_Exercise details_: Copy out all lines where "Analytics" appears.

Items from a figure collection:
········
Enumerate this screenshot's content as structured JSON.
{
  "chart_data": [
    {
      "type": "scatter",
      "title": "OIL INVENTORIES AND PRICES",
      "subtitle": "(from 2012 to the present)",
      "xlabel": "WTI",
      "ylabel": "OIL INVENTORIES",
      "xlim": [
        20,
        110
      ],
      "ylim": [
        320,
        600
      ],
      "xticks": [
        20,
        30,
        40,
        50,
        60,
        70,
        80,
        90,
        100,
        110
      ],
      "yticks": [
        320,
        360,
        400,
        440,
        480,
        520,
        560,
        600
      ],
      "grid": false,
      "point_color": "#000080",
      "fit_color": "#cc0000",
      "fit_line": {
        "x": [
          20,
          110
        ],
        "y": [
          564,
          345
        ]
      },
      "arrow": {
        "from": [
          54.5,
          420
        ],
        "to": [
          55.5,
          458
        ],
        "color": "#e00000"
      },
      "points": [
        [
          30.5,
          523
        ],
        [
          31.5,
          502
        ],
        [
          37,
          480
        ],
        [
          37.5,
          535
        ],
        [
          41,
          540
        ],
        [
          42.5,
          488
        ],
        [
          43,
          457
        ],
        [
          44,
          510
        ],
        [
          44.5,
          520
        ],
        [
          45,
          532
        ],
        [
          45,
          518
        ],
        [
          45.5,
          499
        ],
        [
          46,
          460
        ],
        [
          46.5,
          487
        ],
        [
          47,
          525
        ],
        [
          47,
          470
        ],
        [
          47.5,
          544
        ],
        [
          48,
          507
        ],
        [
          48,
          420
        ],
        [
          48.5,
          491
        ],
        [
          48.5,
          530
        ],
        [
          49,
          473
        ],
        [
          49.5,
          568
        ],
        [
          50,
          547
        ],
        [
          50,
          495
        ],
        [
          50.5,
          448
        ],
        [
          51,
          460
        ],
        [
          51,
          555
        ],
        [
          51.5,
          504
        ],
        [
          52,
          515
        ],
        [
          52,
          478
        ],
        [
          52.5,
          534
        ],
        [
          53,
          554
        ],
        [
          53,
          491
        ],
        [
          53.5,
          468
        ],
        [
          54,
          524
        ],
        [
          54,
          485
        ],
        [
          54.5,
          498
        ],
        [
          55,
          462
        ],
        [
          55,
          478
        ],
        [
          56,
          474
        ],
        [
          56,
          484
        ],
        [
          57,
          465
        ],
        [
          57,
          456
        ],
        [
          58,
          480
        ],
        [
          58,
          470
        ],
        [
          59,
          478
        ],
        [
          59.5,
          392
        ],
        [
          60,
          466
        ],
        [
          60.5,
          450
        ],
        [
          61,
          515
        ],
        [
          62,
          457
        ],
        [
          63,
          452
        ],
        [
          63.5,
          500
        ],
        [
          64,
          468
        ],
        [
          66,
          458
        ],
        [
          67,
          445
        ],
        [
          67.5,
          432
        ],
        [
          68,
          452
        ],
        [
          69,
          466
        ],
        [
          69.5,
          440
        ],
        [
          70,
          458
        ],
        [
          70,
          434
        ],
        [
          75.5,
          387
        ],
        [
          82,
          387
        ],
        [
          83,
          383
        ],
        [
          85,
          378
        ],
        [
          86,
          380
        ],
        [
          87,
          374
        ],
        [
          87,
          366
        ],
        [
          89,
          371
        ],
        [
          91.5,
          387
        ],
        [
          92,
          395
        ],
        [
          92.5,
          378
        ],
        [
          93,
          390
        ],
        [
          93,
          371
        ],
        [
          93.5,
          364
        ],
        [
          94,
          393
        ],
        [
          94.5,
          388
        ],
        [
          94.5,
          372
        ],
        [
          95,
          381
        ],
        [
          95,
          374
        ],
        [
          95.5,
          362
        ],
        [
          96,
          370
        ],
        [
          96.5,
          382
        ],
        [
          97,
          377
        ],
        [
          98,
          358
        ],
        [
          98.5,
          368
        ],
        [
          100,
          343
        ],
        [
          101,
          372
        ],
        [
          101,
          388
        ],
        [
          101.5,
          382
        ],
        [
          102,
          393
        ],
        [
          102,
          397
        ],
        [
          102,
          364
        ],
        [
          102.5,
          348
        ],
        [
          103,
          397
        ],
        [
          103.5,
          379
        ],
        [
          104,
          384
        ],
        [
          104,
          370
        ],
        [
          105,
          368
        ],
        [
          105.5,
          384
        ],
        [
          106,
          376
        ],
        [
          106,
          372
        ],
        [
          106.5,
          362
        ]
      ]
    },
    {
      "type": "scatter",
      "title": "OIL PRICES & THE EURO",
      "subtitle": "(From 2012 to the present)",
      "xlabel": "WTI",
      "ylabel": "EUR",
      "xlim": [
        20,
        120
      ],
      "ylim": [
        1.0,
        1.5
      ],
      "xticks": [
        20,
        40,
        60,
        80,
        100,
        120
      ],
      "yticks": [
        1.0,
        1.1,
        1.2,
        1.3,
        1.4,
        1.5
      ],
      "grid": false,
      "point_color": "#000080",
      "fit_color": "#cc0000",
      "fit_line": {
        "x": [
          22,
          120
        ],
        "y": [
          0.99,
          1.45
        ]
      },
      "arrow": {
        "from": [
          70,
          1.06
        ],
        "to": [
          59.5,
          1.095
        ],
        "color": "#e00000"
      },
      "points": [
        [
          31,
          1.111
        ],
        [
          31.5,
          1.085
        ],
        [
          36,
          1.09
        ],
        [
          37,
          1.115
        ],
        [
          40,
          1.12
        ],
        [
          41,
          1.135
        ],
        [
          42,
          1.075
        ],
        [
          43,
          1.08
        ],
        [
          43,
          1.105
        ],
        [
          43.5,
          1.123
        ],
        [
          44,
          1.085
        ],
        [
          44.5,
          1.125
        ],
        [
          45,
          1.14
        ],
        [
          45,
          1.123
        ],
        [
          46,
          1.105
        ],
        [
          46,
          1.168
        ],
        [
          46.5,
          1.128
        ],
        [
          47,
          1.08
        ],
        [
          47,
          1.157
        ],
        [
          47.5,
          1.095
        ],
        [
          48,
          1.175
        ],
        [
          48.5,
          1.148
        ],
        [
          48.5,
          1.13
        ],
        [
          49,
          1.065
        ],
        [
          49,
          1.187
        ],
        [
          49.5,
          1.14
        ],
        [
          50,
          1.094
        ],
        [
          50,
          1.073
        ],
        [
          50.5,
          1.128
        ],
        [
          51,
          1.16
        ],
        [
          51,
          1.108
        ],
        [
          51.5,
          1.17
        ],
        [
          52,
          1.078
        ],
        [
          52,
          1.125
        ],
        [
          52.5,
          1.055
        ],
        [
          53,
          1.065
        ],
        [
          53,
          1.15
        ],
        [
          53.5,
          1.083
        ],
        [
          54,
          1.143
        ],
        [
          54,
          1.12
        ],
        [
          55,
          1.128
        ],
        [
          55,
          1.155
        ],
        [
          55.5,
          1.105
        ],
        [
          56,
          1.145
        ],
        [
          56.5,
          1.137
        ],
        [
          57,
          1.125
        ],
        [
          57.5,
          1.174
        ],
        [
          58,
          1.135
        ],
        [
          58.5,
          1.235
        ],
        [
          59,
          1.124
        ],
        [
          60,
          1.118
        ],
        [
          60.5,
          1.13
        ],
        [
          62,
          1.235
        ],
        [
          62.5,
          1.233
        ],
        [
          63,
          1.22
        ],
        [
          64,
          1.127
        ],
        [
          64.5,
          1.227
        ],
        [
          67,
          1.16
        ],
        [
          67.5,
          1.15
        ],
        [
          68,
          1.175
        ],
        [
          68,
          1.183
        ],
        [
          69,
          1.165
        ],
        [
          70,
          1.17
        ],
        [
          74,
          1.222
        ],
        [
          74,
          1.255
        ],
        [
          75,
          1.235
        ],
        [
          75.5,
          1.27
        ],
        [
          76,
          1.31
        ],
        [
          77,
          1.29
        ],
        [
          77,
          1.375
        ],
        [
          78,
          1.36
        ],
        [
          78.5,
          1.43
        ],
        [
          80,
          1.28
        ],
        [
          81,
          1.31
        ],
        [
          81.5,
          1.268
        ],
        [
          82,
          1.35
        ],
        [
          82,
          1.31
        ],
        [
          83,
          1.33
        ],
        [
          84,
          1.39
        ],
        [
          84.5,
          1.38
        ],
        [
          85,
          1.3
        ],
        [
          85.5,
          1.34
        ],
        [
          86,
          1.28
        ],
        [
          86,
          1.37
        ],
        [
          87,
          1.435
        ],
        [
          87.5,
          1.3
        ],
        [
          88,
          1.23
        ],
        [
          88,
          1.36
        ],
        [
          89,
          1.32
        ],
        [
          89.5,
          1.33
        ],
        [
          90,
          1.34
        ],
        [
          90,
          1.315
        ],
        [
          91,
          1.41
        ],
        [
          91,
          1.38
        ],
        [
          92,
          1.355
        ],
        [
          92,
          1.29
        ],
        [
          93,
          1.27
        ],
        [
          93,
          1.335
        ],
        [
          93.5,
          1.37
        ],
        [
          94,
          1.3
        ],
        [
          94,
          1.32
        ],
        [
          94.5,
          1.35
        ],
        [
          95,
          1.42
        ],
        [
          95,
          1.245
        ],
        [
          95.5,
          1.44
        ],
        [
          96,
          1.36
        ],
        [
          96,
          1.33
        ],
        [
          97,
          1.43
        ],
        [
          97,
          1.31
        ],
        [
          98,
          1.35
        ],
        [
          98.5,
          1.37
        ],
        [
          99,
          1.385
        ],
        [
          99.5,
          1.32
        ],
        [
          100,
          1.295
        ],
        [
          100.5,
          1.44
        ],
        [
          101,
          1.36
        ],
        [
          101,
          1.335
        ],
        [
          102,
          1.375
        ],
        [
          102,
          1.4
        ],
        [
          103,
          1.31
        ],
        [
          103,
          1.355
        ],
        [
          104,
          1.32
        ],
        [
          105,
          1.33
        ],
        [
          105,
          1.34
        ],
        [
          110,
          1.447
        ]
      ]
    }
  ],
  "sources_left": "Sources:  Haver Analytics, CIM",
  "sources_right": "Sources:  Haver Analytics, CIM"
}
········
_Response to the task_:
  "sources_left": "Sources:  Haver Analytics, CIM",
  "sources_right": "Sources:  Haver Analytics, CIM"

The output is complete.